Stated exercise:
Review the material line by line. Identify and copy every line that contains the string "Persons".

Stored records:
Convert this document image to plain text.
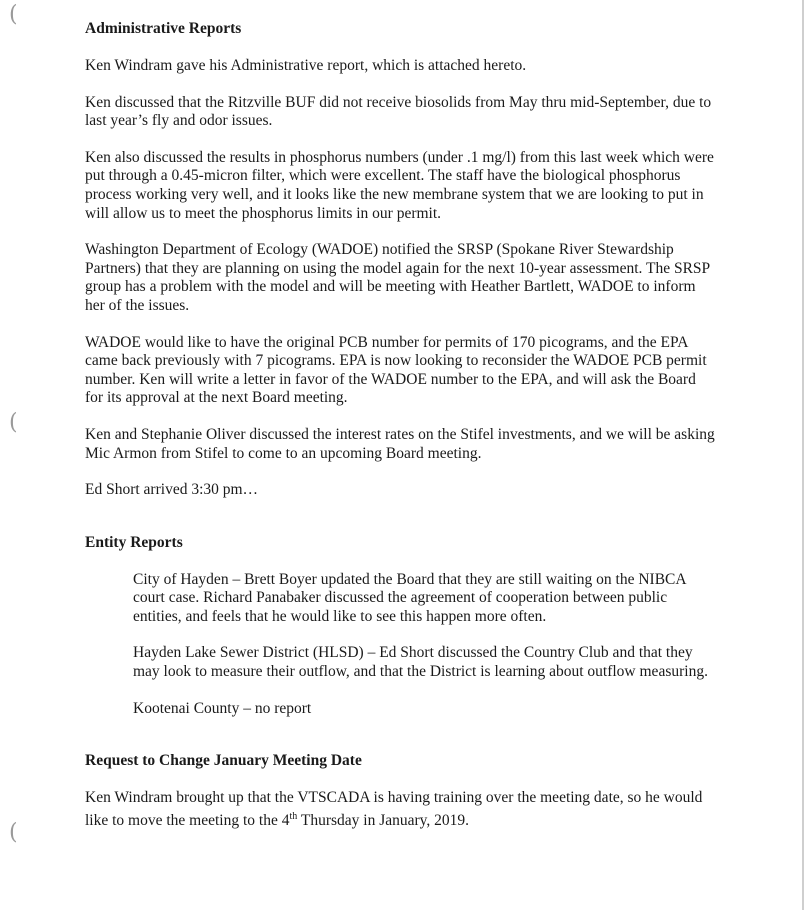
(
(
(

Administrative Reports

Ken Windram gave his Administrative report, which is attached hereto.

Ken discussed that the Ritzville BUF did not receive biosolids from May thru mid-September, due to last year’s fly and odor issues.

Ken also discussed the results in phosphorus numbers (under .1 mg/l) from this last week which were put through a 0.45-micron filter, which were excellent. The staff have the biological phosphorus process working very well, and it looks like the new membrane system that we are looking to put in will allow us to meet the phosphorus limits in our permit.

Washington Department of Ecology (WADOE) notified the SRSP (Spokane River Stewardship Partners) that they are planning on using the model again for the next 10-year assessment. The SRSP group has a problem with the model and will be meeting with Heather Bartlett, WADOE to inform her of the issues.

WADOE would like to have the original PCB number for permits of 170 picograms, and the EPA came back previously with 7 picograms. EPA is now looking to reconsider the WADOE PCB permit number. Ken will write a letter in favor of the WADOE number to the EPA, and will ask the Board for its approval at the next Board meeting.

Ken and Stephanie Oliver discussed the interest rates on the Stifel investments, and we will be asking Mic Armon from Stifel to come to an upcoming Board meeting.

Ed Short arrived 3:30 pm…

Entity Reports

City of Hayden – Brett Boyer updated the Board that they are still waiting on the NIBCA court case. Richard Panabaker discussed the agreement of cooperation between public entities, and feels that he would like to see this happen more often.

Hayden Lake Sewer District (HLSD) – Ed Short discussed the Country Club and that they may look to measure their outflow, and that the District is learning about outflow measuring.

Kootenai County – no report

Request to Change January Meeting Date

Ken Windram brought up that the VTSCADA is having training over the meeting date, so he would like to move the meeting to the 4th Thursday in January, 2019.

...

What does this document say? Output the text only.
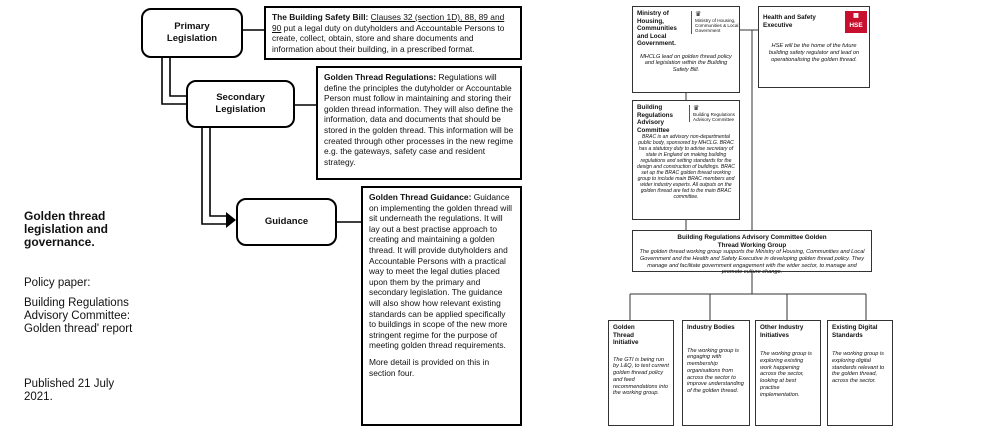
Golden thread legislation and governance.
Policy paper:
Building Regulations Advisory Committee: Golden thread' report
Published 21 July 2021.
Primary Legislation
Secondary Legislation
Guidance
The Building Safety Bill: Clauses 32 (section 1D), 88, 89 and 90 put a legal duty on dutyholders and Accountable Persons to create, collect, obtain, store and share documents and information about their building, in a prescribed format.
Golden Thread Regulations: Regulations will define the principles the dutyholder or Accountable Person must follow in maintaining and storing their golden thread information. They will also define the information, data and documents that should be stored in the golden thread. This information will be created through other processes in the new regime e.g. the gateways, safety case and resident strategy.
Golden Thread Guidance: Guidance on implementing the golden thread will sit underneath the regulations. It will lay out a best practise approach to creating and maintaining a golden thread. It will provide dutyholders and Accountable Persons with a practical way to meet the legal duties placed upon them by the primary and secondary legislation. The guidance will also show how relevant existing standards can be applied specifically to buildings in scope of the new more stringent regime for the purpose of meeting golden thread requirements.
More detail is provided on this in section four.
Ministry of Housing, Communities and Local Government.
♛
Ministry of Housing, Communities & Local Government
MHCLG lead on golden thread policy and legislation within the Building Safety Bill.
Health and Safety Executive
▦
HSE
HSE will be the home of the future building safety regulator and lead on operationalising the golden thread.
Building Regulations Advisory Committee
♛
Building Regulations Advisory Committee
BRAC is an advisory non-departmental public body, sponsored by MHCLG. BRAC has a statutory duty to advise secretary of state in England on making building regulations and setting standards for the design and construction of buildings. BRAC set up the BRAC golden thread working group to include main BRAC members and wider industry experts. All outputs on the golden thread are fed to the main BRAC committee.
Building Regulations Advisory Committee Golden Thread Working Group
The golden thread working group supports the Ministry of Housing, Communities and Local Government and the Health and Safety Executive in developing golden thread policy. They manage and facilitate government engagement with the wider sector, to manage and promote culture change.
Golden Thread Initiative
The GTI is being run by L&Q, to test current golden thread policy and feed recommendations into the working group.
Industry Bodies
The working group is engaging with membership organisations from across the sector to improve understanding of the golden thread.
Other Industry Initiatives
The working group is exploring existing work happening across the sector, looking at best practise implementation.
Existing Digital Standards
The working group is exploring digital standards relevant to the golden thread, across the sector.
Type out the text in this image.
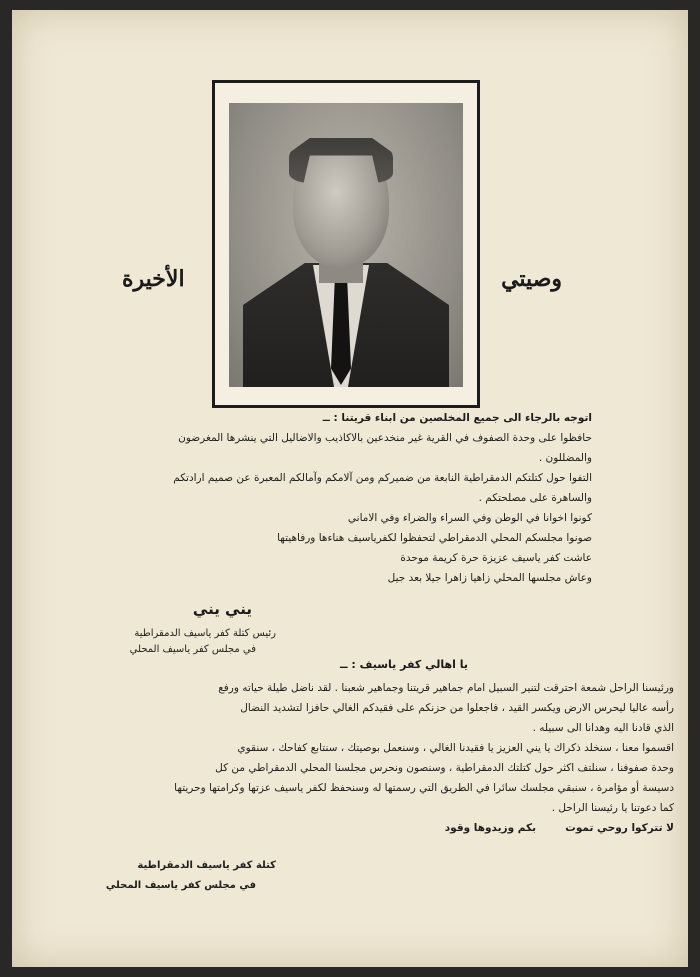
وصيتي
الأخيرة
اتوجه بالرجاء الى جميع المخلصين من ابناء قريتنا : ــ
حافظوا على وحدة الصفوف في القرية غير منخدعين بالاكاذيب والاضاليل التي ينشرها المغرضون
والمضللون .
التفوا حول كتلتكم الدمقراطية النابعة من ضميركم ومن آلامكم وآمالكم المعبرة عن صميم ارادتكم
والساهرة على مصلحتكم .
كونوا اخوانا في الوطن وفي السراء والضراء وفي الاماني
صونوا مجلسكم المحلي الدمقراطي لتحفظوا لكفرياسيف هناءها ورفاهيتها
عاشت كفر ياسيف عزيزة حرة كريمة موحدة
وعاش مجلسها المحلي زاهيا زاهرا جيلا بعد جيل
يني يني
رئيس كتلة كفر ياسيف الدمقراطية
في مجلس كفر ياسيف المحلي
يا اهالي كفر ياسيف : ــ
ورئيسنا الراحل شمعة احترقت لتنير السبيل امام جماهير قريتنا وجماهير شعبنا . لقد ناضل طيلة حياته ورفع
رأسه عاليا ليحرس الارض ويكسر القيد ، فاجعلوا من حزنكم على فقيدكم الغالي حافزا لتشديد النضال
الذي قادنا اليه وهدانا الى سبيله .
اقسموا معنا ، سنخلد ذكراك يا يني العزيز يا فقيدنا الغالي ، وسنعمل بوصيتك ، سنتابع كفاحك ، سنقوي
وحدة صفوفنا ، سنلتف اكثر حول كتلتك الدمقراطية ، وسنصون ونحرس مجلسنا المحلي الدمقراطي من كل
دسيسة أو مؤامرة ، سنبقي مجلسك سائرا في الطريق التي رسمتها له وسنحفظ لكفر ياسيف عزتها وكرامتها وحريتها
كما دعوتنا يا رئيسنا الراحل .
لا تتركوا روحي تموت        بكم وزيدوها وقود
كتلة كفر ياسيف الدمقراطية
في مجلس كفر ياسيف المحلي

Written response:
The Building Safety Bill: Clauses 32 (section 1D), 88, 89 and 90 put a legal duty on dutyholders and Accountable Persons to create, collect, obtain, store and share documents and information about their building, in a prescribed format.
Golden Thread Guidance: Guidance on implementing the golden thread will sit underneath the regulations. It will lay out a best practise approach to creating and maintaining a golden thread. It will provide dutyholders and Accountable Persons with a practical way to meet the legal duties placed upon them by the primary and secondary legislation. The guidance will also show how relevant existing standards can be applied specifically to buildings in scope of the new more stringent regime for the purpose of meeting golden thread requirements.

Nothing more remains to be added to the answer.